**TEXT SECTION**
━━━━━━━━━━━━━━━━━━━━━━━━━━━━━━

I quilt and sew as a hobby, but I must admit that I was skeptical about the idea of having textiles as a learning tool. In our planning meeting for the MakerSpace we decided textiles would be one of our first focus areas, but I thought “What purpose would sewing have in the classroom?”
As I reflected on this question, my initial thoughts were connections to the textiles industry itself. I thought students could sew something and then look at the manufacturing or environmental costs, or even human rights issues like the conditions that led to the collapse of the clothing factory in Bangladesh, or connections to history like the Triangle Shirtwaist Factory Fire.
I thought of sewing and textiles as a means for engagement in other issues, not as an end in themselves.
But….then I found out about the Lilypad Arduino and some other nifty tech tools and now I wish I was teaching in the grade with a textiles focus. I think we definitely need to incorporate this into our MakerSpace. Let me show you what I saw that changed my mind and made me super inspired about the potential (pun intended) for textiles in Maker-ing:
My first thought after seeing that video was “Wow, that’s really cool, but would kids learn anything or just make stuff that was pretty?” I did a little research and found that some people have actually used conductive textiles to teach computer science. The full article is accessible through databases, but I can’t post it here without violating copyright.

━━━━━━━━━━━━━━━━━━━━━━━━━━━━━━

**YOUR TASK**
Resume the post about sewing and textiles in a MakerSpace, picking up after its final sentence. The rows are separate material and have no connection to the post about textiles in a MakerSpace.

Document structure recognition data:
━━━━━━━━━━━━━━━━━━━━━━━━━━━━━━

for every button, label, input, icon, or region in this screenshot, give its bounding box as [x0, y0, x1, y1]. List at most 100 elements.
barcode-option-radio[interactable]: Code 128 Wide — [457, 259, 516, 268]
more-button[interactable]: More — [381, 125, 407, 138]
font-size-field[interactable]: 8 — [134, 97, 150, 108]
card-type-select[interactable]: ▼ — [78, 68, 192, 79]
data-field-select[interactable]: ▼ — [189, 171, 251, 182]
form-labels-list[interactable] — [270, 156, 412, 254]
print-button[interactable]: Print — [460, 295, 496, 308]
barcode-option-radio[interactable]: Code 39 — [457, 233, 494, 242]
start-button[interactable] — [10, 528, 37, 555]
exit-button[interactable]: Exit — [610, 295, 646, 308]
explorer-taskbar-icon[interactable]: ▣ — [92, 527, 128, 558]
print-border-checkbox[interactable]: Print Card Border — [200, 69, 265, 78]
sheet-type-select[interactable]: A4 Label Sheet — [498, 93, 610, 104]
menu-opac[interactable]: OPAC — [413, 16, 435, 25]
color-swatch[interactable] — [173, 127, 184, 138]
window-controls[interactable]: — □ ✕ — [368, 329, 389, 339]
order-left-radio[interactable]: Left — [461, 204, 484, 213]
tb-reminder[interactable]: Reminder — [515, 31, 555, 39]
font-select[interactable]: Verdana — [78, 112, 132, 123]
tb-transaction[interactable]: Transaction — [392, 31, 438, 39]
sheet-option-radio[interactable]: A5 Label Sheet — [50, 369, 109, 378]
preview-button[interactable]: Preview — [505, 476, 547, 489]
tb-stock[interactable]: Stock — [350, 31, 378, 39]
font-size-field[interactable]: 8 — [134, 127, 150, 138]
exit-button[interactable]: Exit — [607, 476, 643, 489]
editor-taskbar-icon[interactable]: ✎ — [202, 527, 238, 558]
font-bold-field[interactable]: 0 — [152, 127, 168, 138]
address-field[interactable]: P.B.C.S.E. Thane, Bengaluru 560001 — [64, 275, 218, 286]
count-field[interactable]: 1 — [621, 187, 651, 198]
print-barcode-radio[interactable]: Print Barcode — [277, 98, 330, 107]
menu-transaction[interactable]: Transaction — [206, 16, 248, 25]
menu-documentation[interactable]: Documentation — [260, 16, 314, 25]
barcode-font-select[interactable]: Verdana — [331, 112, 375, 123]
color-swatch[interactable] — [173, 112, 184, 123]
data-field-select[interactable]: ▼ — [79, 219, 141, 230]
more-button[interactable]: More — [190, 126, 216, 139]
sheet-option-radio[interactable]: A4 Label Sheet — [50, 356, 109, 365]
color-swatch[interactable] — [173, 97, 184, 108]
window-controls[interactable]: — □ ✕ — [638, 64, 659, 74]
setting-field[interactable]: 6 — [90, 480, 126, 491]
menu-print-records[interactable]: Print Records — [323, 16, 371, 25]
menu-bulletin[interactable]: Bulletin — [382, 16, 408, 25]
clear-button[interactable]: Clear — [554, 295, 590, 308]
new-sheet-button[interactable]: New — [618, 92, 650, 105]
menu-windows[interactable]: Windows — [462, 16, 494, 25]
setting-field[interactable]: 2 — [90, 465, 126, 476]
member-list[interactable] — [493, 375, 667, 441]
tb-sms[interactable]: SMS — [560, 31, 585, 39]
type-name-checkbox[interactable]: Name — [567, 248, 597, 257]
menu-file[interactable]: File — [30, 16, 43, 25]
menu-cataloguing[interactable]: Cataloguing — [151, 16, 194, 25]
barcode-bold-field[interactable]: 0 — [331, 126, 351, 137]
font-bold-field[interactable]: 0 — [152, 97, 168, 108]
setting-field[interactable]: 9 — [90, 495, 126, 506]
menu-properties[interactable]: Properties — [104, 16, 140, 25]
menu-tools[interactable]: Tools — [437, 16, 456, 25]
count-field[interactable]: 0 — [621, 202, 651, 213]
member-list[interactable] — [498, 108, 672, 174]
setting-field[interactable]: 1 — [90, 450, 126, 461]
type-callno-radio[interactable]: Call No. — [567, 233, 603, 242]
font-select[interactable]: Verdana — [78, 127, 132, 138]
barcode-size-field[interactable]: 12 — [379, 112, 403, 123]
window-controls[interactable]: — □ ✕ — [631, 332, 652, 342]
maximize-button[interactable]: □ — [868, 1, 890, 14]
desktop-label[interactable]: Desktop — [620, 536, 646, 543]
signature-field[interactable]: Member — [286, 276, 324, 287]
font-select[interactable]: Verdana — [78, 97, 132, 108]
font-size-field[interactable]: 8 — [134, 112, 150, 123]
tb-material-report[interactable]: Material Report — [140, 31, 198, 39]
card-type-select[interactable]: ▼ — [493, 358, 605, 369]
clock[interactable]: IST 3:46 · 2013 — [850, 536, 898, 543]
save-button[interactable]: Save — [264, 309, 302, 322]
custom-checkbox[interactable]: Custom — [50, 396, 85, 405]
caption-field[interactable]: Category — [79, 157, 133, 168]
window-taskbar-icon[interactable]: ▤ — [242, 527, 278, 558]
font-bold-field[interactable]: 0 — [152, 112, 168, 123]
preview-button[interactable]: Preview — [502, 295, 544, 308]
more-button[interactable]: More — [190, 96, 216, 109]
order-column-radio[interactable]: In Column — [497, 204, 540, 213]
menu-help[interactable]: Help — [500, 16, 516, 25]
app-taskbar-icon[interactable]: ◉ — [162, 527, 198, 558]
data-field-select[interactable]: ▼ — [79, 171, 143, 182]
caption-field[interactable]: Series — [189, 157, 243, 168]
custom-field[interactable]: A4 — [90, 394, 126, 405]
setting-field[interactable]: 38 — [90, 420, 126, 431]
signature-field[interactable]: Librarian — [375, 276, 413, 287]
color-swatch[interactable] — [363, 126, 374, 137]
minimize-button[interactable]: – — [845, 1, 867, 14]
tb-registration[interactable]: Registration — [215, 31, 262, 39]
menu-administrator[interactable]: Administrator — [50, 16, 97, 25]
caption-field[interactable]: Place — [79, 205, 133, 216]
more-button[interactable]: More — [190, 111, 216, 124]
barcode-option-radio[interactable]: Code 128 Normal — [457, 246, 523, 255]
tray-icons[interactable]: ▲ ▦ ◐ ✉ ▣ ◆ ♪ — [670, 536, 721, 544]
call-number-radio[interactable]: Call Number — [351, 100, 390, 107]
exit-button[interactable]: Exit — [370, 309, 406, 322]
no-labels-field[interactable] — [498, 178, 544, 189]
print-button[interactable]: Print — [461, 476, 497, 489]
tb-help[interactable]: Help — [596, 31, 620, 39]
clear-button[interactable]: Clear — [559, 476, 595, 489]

━━━━━━━━━━━━━━━━━━━━━━━━━━━━━━

**ANSWER BOX**
Another article, “A Crafts Oriented Approach to Computing in High School: Introducing Computational Concepts, Practices, and Perspectives with Electronic Textiles,” offers some interesting insight into how “playing” with the fabrics actually helps students learn about computing. Deborah Fields, one of the study’s authors, has another paper coming out soon about how using textiles to teach computing can promote the development of a “programming” identity. (Professor Fields also does some research into gamification of learning, which is another topic of interest of mine for another post.)
Developing an identity as a “maker” is a big part of what the maker mindset is about. Though it might seem stereotypical to have girls do sewing projects, the textiles projects are not an end in themselves, but a means to another end of learning and building the self confidence and identity that “I can do it!” as well as promoting curiosity about how things work and how to make things better. Research into science identity and its impact on persistence in STEM careers is receiving more focus these days as we learn more about how the “soft skills” impact education maybe more than content.
How could I use textiles as a teacher? I teach the biomedical class and I would love to incorporate some of these conductive textiles into a project. Adafruit has some cool ideas:
A UV Sensing Hat – skin cancer protection
A Heart Rate Badge – fitness/heart health
I could think of quite a few more because the biomedical class has the advantage of not having set content to teach.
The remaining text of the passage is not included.